PROVIDED INFORMATION:
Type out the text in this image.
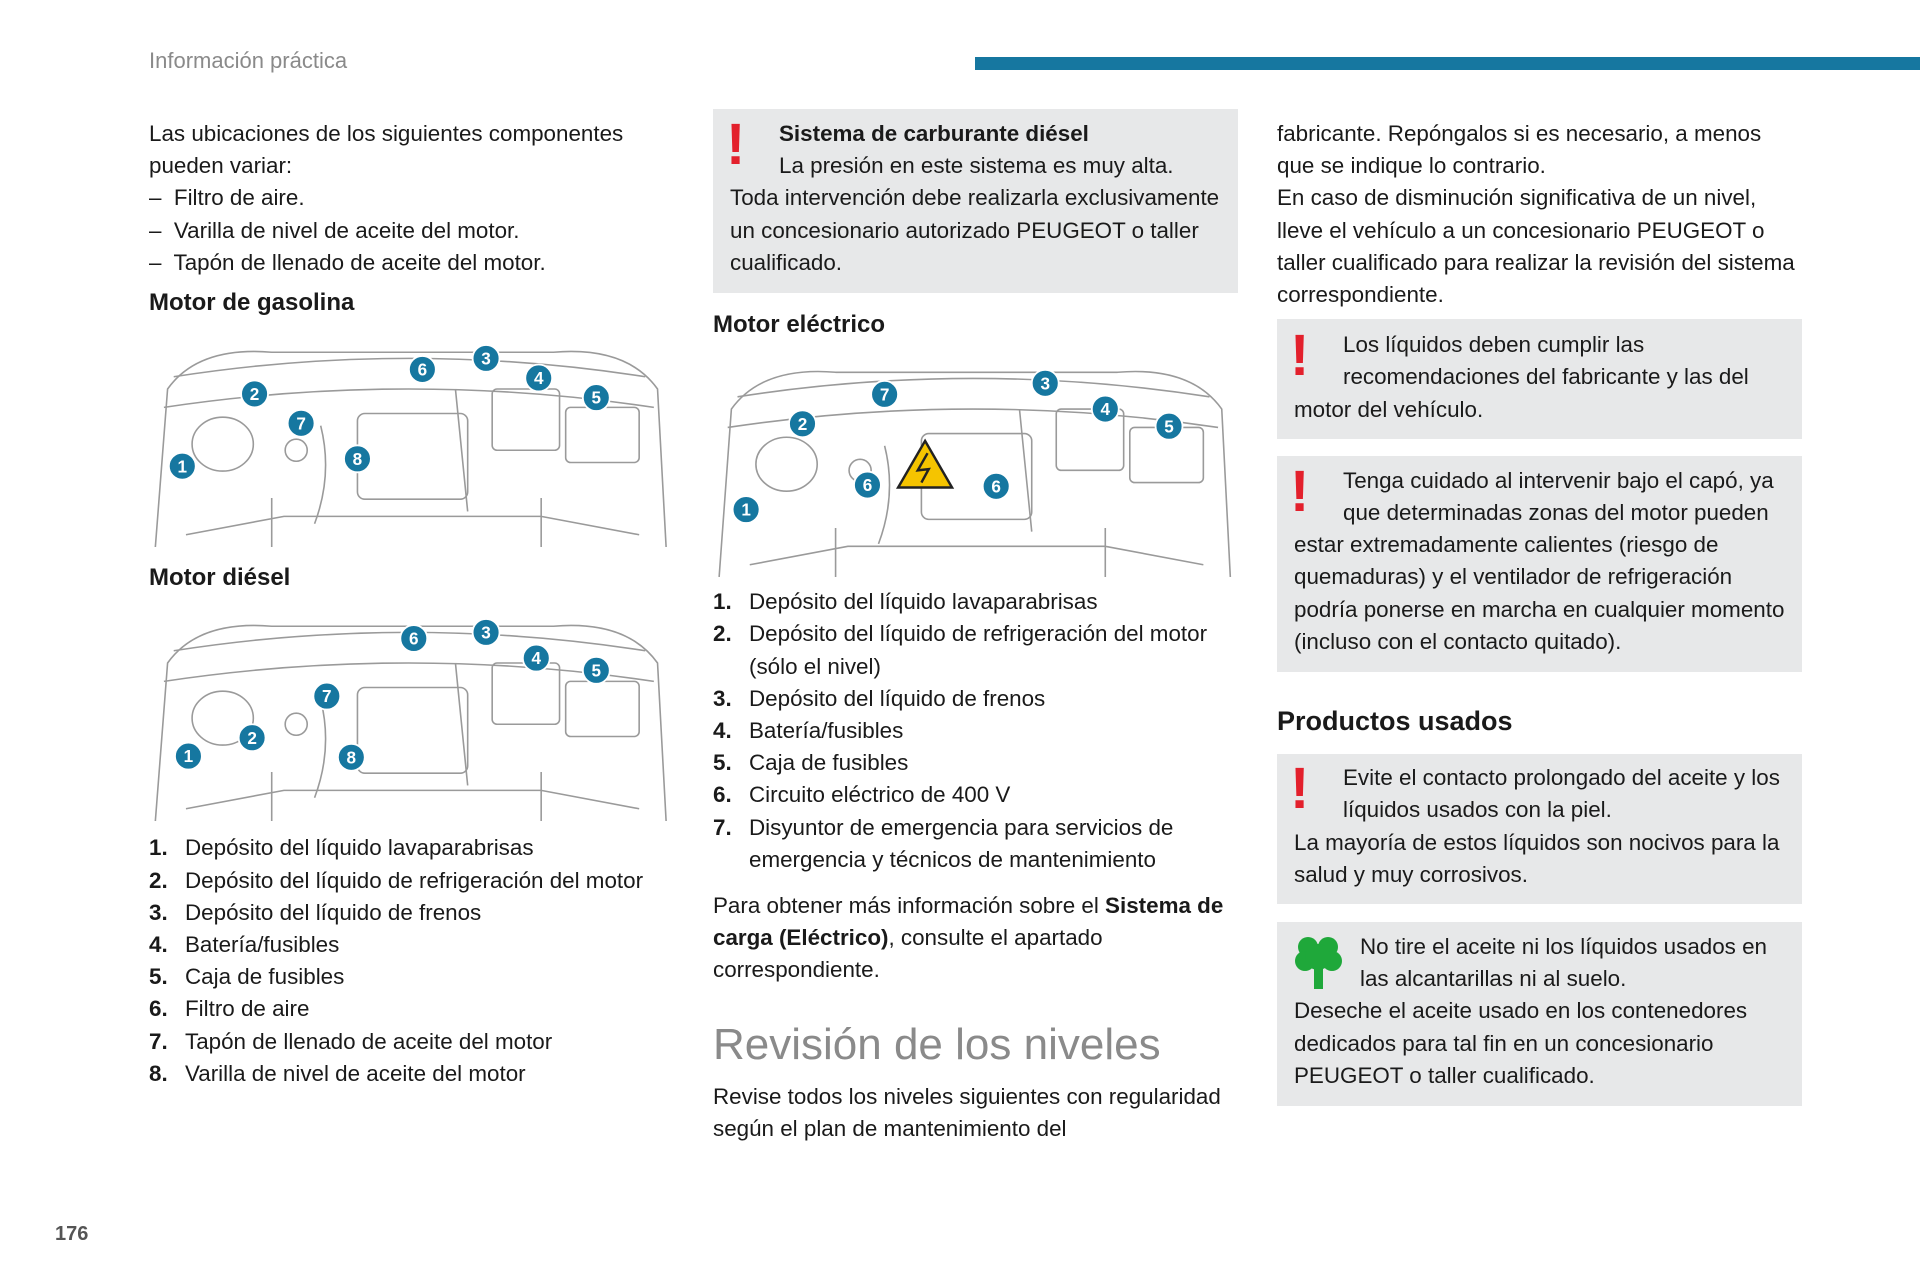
Información práctica

Las ubicaciones de los siguientes componentes pueden variar:

–  Filtro de aire.

–  Varilla de nivel de aceite del motor.

–  Tapón de llenado de aceite del motor.

Motor de gasolina

1
2
3
4
5
6
7
8

Motor diésel

1
2
3
4
5
6
7
8
1. Depósito del líquido lavaparabrisas
2. Depósito del líquido de refrigeración del motor
3. Depósito del líquido de frenos
4. Batería/fusibles
5. Caja de fusibles
6. Filtro de aire
7. Tapón de llenado de aceite del motor
8. Varilla de nivel de aceite del motor
!	Sistema de carburante diésel

La presión en este sistema es muy alta.

Toda intervención debe realizarla exclusivamente un concesionario autorizado PEUGEOT o taller cualificado.

Motor eléctrico

1
2
3
4
5
6	6
7
1. Depósito del líquido lavaparabrisas
2. Depósito del líquido de refrigeración del motor (sólo el nivel)
3. Depósito del líquido de frenos
4. Batería/fusibles
5. Caja de fusibles
6. Circuito eléctrico de 400 V
7. Disyuntor de emergencia para servicios de emergencia y técnicos de mantenimiento

Para obtener más información sobre el Sistema de carga (Eléctrico), consulte el apartado correspondiente.

Revisión de los niveles

Revise todos los niveles siguientes con regularidad según el plan de mantenimiento del

fabricante. Repóngalos si es necesario, a menos que se indique lo contrario.

En caso de disminución significativa de un nivel, lleve el vehículo a un concesionario PEUGEOT o taller cualificado para realizar la revisión del sistema correspondiente.

!	Los líquidos deben cumplir las recomendaciones del fabricante y las del motor del vehículo.

!	Tenga cuidado al intervenir bajo el capó, ya que determinadas zonas del motor pueden estar extremadamente calientes (riesgo de quemaduras) y el ventilador de refrigeración podría ponerse en marcha en cualquier momento (incluso con el contacto quitado).

Productos usados

!	Evite el contacto prolongado del aceite y los líquidos usados con la piel.

La mayoría de estos líquidos son nocivos para la salud y muy corrosivos.

No tire el aceite ni los líquidos usados en las alcantarillas ni al suelo.

Deseche el aceite usado en los contenedores dedicados para tal fin en un concesionario PEUGEOT o taller cualificado.

176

WHAT IS NEEDED: Print every record above exactly as written, leaving out the pictures.

EXERCISE RESULT:
Type out the text in this image.
Información práctica

Las ubicaciones de los siguientes componentes pueden variar:

–  Filtro de aire.

–  Varilla de nivel de aceite del motor.

–  Tapón de llenado de aceite del motor.

Motor de gasolina

1
2
3
4
5
6
7
8

Motor diésel

1
2
3
4
5
6
7
8
1. Depósito del líquido lavaparabrisas
2. Depósito del líquido de refrigeración del motor
3. Depósito del líquido de frenos
4. Batería/fusibles
5. Caja de fusibles
6. Filtro de aire
7. Tapón de llenado de aceite del motor
8. Varilla de nivel de aceite del motor
!	Sistema de carburante diésel

La presión en este sistema es muy alta.

Toda intervención debe realizarla exclusivamente un concesionario autorizado PEUGEOT o taller cualificado.

Motor eléctrico

1
2
3
4
5
6	6
7
1. Depósito del líquido lavaparabrisas
2. Depósito del líquido de refrigeración del motor (sólo el nivel)
3. Depósito del líquido de frenos
4. Batería/fusibles
5. Caja de fusibles
6. Circuito eléctrico de 400 V
7. Disyuntor de emergencia para servicios de emergencia y técnicos de mantenimiento

Para obtener más información sobre el Sistema de carga (Eléctrico), consulte el apartado correspondiente.

Revisión de los niveles

Revise todos los niveles siguientes con regularidad según el plan de mantenimiento del

fabricante. Repóngalos si es necesario, a menos que se indique lo contrario.

En caso de disminución significativa de un nivel, lleve el vehículo a un concesionario PEUGEOT o taller cualificado para realizar la revisión del sistema correspondiente.

!	Los líquidos deben cumplir las recomendaciones del fabricante y las del motor del vehículo.

!	Tenga cuidado al intervenir bajo el capó, ya que determinadas zonas del motor pueden estar extremadamente calientes (riesgo de quemaduras) y el ventilador de refrigeración podría ponerse en marcha en cualquier momento (incluso con el contacto quitado).

Productos usados

!	Evite el contacto prolongado del aceite y los líquidos usados con la piel.

La mayoría de estos líquidos son nocivos para la salud y muy corrosivos.

No tire el aceite ni los líquidos usados en las alcantarillas ni al suelo.

Deseche el aceite usado en los contenedores dedicados para tal fin en un concesionario PEUGEOT o taller cualificado.

176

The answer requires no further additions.